» MATERIAL FOR THIS TASK:
begin
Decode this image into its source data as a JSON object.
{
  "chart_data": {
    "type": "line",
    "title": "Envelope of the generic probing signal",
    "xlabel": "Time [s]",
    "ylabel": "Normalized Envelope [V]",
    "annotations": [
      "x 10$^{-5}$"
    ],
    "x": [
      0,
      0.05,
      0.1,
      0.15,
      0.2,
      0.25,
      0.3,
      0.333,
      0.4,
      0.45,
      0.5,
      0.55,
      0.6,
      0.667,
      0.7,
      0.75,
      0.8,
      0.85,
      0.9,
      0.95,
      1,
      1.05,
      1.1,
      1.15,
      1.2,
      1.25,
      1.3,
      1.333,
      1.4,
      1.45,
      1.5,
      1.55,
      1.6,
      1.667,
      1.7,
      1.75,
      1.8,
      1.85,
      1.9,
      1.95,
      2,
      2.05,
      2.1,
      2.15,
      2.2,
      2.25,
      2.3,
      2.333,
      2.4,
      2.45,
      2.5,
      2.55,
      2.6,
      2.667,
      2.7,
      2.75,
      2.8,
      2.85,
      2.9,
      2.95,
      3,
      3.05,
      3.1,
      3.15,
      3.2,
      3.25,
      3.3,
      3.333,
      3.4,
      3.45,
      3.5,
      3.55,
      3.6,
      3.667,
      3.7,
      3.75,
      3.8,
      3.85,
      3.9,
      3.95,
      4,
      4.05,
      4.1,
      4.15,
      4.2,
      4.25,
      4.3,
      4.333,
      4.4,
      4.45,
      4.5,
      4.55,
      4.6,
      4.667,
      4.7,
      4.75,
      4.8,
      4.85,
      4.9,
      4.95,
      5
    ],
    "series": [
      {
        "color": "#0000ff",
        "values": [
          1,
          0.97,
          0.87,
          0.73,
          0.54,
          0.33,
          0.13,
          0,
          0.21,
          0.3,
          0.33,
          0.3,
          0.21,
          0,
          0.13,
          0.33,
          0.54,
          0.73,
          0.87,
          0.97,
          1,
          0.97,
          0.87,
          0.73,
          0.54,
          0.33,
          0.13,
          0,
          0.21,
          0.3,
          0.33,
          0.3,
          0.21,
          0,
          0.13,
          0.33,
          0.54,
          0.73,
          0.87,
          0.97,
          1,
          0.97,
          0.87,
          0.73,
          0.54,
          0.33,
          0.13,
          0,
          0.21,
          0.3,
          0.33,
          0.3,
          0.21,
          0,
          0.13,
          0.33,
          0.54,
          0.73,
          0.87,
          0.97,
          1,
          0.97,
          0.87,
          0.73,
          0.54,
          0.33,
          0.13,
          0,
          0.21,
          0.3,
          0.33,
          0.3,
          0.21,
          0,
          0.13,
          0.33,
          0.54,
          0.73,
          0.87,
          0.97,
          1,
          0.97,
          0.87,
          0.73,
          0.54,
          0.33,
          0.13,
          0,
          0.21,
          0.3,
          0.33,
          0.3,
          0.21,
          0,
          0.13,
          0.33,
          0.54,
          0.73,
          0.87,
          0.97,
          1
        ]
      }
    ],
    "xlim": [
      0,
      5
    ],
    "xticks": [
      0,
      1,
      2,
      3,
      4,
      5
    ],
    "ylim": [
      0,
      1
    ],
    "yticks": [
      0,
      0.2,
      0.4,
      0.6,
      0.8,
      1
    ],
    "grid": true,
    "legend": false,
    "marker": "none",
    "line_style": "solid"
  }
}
end
» REQUIREMENT: Pull every line containing "Envelope" out of the records.

» TASK RESULT:
    "title": "Envelope of the generic probing signal",
    "ylabel": "Normalized Envelope [V]",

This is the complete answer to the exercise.